SOURCE DOCUMENT:
________________________________________

Abstract
Gastrointestinal duplication cyst is a rare congenital anomaly that may occur anywhere along the gastrointestinal tract from the tongue to the anus. Such cysts occur most commonly in the small bowel and about half are in the mesenteric border of the ileum. Such cystic duplications communicate only rarely with the intestinal lumen although the cysts are attached to the intestine and may even share a common wall with the adjacent alimentary tract. These lesions can vary in shape, being cystic or tubular, and often show the same structure of the adjacent normal bowel. It is usually asymptomatic and complications are rare but they may include obstruction by volvulus or intussusception, bleeding, infection, and perforation. When diagnosed these lesions should be surgically resected to avoid future possible complications. The authors present a case of enteric cystic duplication and its ultrasound appearance in a 12-month-old Caucasian female infant cause of acute abdominal pain and intestinal obstruction, thus requiring urgent surgery.
Keywords: Gastrointestinal duplication cyst, Ultrasound, Gut signature, Duplicazione digestiva cistica, Ecografia, Segno dell’intestino
Riassunto
La duplicazione digestiva è una rara anomalia congenita che può essere localizzata in ogni tratto del canale digestivo, dalla base della lingua all’ano. Si riconoscono più comunemente nel piccolo intestino e circa la metà sono a localizzazione ileale. Comunicano solo raramente con il lume intestinale spesso stabilendo intimo contatto con il canale alimentare adiacente con condivisione di parete. Può mostrare forma cistica o tubolare e tipicamente mostra la stessa struttura delle viscere normale adiacente. Di solito è asintomatica e le complicanze sono rare ma possono includere occlusione da volvolo o da invaginazione, emorragie, infezioni, e perforazione. Quando diagnosticata, questa lesione deve essere asportata chirurgicamente per evitare in futuro possibili complicazioni. Gli Autori presentano un caso di duplicazione di tipo cistico dell’ileo terminale e le sue caratteristiche ecografiche osservate in una infante di 12 mesi giunta alla nostra attenzione con dolore addominale acuto ed occlusione intestinale, che ha richiesto successivo intervento chirurgico in regime di urgenza.
Introduction
Intestinal duplications are rare congenital anomalies that can occur anywhere in the gastrointestinal tract. Duplication cysts most commonly occur in the distal ileum followed by the esophagus, colon, jejunum, stomach and duodenum. Typically, the duplication cyst is attached to the gastrointestinal tract, has smooth muscle in its wall and is lined with gastrointestinal epithelium [1, 2].

________________________________________

EXERCISE 1: From the Introduction of the duplication cyst article, list the sites where duplication cysts occur, in the order of frequency given there.
EXERCISE 2: In the duplication cyst article, start at the words "Introduction" and stop after "epithelium [1, 2].". Reproduce that passage with "smooth muscle" changed to "striated muscle".
EXERCISE 3: Recast the duplication cyst article's paragraph beginning "Gastrointestinal duplication cyst is a rare congenital anomaly" as a brief bulleted list that keeps its main facts.

INPUT DATA:

________________________________________

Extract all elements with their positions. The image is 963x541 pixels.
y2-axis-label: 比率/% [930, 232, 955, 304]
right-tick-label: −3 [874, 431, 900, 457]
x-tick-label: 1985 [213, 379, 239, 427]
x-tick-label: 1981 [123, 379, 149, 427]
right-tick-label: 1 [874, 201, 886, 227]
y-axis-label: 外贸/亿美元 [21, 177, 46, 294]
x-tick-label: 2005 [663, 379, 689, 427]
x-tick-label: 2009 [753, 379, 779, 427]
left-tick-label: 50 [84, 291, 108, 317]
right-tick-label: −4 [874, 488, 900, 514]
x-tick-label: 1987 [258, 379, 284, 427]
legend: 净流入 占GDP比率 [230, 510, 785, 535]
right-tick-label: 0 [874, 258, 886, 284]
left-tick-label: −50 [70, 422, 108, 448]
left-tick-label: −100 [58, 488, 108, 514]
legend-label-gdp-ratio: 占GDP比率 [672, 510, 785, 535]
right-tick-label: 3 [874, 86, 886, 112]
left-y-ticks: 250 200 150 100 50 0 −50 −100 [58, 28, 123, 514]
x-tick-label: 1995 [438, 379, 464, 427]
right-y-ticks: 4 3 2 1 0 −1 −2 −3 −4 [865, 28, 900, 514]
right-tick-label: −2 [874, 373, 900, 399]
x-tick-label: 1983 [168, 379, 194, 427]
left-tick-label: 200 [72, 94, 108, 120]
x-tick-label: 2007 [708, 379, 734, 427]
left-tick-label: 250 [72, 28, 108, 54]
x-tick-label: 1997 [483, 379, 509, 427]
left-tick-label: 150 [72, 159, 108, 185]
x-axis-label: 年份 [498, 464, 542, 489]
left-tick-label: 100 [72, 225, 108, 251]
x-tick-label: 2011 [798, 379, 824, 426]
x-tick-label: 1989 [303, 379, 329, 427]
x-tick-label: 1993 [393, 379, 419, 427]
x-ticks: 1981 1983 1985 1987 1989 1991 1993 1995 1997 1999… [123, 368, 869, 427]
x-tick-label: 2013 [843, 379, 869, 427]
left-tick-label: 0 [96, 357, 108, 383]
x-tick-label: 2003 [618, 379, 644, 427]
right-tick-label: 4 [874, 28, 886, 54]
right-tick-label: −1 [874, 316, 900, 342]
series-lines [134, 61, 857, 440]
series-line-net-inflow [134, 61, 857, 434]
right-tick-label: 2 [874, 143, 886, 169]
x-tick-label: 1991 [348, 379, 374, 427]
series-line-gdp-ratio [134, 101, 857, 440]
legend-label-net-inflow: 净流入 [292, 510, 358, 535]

________________________________________

TASK SOLUTION 1: Distal ileum, esophagus, colon, jejunum, stomach, duodenum

TASK SOLUTION 2:
Introduction
Intestinal duplications are rare congenital anomalies that can occur anywhere in the gastrointestinal tract. Duplication cysts most commonly occur in the distal ileum followed by the esophagus, colon, jejunum, stomach and duodenum. Typically, the duplication cyst is attached to the gastrointestinal tract, has striated muscle in its wall and is lined with gastrointestinal epithelium [1, 2].

TASK SOLUTION 3:
- Rare congenital anomaly that can arise anywhere along the gastrointestinal tract, from the tongue to the anus.
- Most common in the small bowel; about half lie on the mesenteric border of the ileum.
- Attached to the intestine and may share a wall with it, but rarely communicates with the intestinal lumen.
- Cystic or tubular in shape, often with the same structure as the adjacent normal bowel.
- Usually asymptomatic. Complications are rare but include obstruction by volvulus or intussusception, bleeding, infection, and perforation.
- Once diagnosed, should be surgically resected to avoid future complications.
- Case presented: a 12-month-old Caucasian female infant with acute abdominal pain and intestinal obstruction who needed urgent surgery, with the cyst's ultrasound appearance.